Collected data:
——
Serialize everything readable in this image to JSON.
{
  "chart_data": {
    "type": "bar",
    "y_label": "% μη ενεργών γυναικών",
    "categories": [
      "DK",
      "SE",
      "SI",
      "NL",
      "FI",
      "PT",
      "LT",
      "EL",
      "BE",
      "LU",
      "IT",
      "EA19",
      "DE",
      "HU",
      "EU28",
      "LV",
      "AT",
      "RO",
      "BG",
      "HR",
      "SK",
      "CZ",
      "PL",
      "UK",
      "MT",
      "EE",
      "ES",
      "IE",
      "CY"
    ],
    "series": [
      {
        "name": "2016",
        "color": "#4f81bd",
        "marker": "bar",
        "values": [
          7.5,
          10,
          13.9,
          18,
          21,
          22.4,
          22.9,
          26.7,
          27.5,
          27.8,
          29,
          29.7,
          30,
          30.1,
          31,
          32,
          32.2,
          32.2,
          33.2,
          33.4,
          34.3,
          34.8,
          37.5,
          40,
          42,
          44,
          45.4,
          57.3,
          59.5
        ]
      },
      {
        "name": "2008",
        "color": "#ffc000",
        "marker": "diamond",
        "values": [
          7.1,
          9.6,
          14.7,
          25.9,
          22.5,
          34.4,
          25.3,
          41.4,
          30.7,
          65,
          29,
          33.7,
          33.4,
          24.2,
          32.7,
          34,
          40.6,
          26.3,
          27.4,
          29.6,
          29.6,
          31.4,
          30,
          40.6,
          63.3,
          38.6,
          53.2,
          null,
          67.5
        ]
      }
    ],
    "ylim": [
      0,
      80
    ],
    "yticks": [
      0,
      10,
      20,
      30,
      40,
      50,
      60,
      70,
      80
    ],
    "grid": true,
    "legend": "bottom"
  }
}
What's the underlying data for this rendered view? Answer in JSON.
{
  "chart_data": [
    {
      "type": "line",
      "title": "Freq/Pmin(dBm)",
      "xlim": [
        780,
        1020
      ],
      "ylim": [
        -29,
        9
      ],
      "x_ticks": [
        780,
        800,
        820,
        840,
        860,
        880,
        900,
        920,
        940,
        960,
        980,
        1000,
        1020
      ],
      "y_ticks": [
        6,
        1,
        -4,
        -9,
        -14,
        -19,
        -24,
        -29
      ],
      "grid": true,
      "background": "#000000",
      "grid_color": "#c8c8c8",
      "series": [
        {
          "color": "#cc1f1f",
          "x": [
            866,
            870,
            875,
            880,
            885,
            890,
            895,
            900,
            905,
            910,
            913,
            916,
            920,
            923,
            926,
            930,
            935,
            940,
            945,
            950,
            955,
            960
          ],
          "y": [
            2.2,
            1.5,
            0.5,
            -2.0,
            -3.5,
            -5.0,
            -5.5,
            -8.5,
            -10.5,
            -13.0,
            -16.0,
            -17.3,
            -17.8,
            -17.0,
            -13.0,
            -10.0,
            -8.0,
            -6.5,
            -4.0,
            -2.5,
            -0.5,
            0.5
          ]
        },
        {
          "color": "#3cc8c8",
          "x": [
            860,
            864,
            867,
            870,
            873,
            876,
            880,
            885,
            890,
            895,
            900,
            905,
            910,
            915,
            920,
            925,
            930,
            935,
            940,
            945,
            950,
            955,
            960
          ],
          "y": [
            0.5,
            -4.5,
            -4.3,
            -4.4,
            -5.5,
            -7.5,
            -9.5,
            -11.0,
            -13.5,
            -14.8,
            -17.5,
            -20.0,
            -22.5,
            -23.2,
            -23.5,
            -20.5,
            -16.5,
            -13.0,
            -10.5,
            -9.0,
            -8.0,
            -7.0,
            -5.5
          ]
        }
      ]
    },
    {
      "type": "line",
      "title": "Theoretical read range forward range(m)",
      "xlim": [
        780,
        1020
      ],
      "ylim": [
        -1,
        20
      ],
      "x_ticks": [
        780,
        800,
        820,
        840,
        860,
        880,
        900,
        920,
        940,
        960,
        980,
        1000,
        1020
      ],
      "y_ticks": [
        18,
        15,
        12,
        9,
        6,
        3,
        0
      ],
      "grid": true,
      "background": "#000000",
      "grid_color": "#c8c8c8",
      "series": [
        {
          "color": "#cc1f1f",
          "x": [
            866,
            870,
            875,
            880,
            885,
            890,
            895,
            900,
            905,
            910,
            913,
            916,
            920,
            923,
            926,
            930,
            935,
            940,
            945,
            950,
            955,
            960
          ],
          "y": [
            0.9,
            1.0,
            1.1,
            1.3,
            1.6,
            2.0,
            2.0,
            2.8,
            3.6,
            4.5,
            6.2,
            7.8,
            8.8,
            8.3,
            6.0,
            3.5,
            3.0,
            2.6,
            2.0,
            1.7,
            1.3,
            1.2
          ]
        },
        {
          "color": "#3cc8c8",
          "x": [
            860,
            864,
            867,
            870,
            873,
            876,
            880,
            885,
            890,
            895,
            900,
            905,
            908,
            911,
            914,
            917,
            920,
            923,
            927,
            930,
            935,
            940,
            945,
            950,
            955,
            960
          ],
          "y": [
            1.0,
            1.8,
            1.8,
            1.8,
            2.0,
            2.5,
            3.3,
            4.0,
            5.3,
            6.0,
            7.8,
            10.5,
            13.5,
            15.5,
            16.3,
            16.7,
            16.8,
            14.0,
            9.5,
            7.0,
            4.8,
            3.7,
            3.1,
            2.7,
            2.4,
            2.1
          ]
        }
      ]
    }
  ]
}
——
What is being asked: Pick out and copy the lines of the material that include the word "this".

Expected answer:
Serialize everything readable in this image to JSON.
What's the underlying data for this rendered view? Answer in JSON.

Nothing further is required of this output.